=== Supplied passage ===
# MK4 seat interchange question jetta station wagon



## kbrenny (Jan 6, 2009)

I have searched but had no luck so forgive me if I missed it.

I know the front seats from a 2003 jetta wagon will swap with the front seats from a 2002 - 04 golf or jetta.

My question is will the rear seats from a 02 - 04 jetta wagon swap with the rear seats from a 02 - 04 jetta sedan or golf?

any help is greatly appreciated.


----------



## MXTHOR3 (Jan 10, 2003)

Nope, you gotta swap the bases.. The way they connect to the body is completely different.


----------



## kbrenny (Jan 6, 2009)

I know the jetta sedan seats are fully interchangable with the 4 door golf, I have jetta wolfsburg seats in my golf right now and they were a direct swap just bolted in.


----------



## MXTHOR3 (Jan 10, 2003)

kbrenny said:


> I know the jetta sedan seats are fully interchangable with the 4 door golf, I have jetta wolfsburg seats in my golf right now and they were a direct swap just bolted in.


What's that got to do with the wagon? I've got a full Wolfsburg interior in my '05 wagon and I had to swap seat bases in order to make the rears work...

Go pull a set of rear seats out of a wagon and look for yourself.


----------



## kbrenny (Jan 6, 2009)

I was not trying to argue with you, just stating that the mk4 non wagon 4 doors swap seats easily. In your post you did not say you were talking about a wagon. you have answered my question and I appreciate it. Thank you for your help


----------



## MXTHOR3 (Jan 10, 2003)

No worries man.. I was hoping I'd swap the rears in my wagon just like any other rear seat in a Jetta/Golf. It wasn't a very nice surprise, lol.


----------



## hipditch (Jan 18, 2012)

MXTHOR3 said:


> No worries man.. I was hoping I'd swap the rears in my wagon just like any other rear seat in a Jetta/Golf. It wasn't a very nice surprise, lol.
=== Records supplied ===
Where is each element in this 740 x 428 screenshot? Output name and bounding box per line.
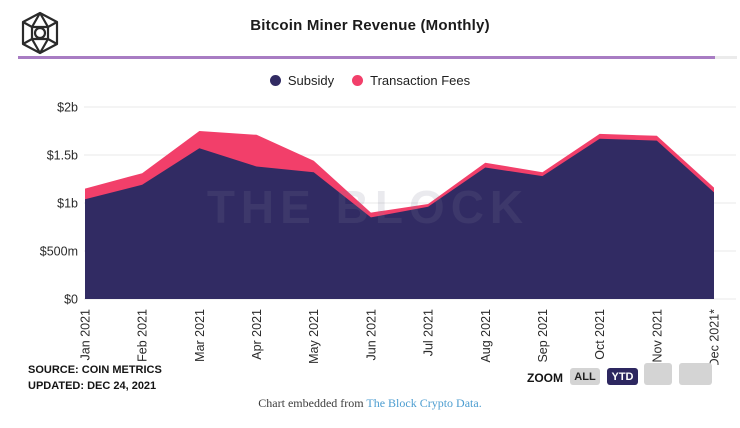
header-divider <box>18 56 737 59</box>
x-axis-tick-label: Sep 2021 <box>536 309 550 363</box>
y-axis-tick-label: $2b <box>57 101 78 115</box>
subsidy-area[interactable] <box>85 138 714 299</box>
chart-area[interactable]: $2b $1.5b $1b $500m $0 THE BLOCK Jan 2021 Feb 2… <box>0 95 740 367</box>
legend-label: Subsidy <box>287 73 335 88</box>
x-axis-tick-label: Apr 2021 <box>250 309 264 360</box>
legend-item-subsidy[interactable]: Subsidy <box>269 73 335 88</box>
zoom-all-button[interactable]: ALL <box>570 368 600 385</box>
y-axis-tick-label: $0 <box>64 293 78 307</box>
source-note: SOURCE: COIN METRICS UPDATED: DEC 24, 20… <box>28 363 162 395</box>
chart-title: Bitcoin Miner Revenue (Monthly) <box>250 17 490 34</box>
revenue-area-chart[interactable]: $2b $1.5b $1b $500m $0 THE BLOCK Jan 2021 Feb 2… <box>0 95 740 367</box>
x-axis-tick-label: Jan 2021 <box>79 309 93 360</box>
x-axis-tick-label: Feb 2021 <box>136 309 150 362</box>
y-axis-tick-label: $500m <box>40 245 78 259</box>
theblock-logo-icon[interactable] <box>20 11 60 55</box>
x-axis-tick-label: May 2021 <box>307 309 321 364</box>
transaction-fees-dot-icon <box>352 75 364 86</box>
zoom-controls-label: ZOOM <box>527 371 563 385</box>
source-line: SOURCE: COIN METRICS <box>28 364 162 376</box>
zoom-blank-button-1[interactable] <box>644 363 672 385</box>
updated-line: UPDATED: DEC 24, 2021 <box>28 379 157 392</box>
x-axis-tick-label: Oct 2021 <box>593 309 607 360</box>
zoom-blank-button-2[interactable] <box>679 363 712 385</box>
x-axis-tick-label: Aug 2021 <box>479 309 493 363</box>
zoom-ytd-button[interactable]: YTD <box>607 368 638 385</box>
legend-label: Transaction Fees <box>370 73 471 88</box>
legend-item-transaction-fees[interactable]: Transaction Fees <box>352 73 470 88</box>
theblock-watermark: THE BLOCK <box>207 181 529 233</box>
y-axis-tick-label: $1b <box>57 197 78 211</box>
embed-footer: Chart embedded from The Block Crypto Dat… <box>0 396 740 411</box>
theblock-data-link[interactable]: The Block Crypto Data. <box>366 396 482 410</box>
x-axis-tick-label: Mar 2021 <box>193 309 207 362</box>
y-axis-tick-label: $1.5b <box>47 149 78 163</box>
x-axis-tick-label: Nov 2021 <box>650 309 664 363</box>
chart-legend: Subsidy Transaction Fees <box>0 73 740 88</box>
subsidy-dot-icon <box>269 75 281 86</box>
x-axis-tick-label: Jul 2021 <box>422 309 436 356</box>
x-axis-tick-label: Dec 2021* <box>708 309 722 365</box>
embed-footer-text: Chart embedded from <box>258 396 367 410</box>
header-divider-fill <box>18 56 716 59</box>
x-axis-tick-label: Jun 2021 <box>364 309 378 360</box>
===
_Brief 1:_ In the Jetta wagon seat thread, what did MXTHOR3 have to do to make the rear seats work in an '05 wagon with a full Wolfsburg interior?
_Brief 2:_ Pick up the Jetta wagon seat thread after its final line and keep it going.

_Task answer 1:_ Swap the seat bases.

_Task answer 2:_
 Was the swap of the base of the seat a big under taking. Im looking to swap the seats of a 2003 jetta wagon into my 2007 city jetta. I know the bases are different but im not sure if there would be much to making it work.


----------



## Kuncle20 (Jan 21, 2009)

Sorry to bump this old thread but I am curious too.. I found a decent set of leathers in a jetta sedan and I know they will slide into the front, and the sedan rear upper will fit but I would need a wagon rear bottom? 

Are sedan rear lower sections all 1 piece or do they split in the center like a 60/40? would it be possible to pull the leather of of the rear bottom seat and stretch it over the foam on the wagon lower rear? 

Sorry and Thanks. 

-Kyle:beer:


----------



## MXTHOR3 (Jan 10, 2003)

The split is the same, you'd have to swap covers and foam over to the wagon bases.. Not very hard.


----------



## Kuncle20 (Jan 21, 2009)

MXTHOR3 said:


> The split is the same, you'd have to swap covers and foam over to the wagon bases.. Not very hard.


Hmmmmmmmmm. Thanks for the response:thumbup::beer:

and as far as rear top width, is it the same from sedan to wagon?


----------



## MXTHOR3 (Jan 10, 2003)

Kuncle20 said:


> Hmmmmmmmmm. Thanks for the response:thumbup::beer:
> 
> and as far as rear top width, is it the same from sedan to wagon?


Yup, only difference are the seat bases and how they actually attach to the car.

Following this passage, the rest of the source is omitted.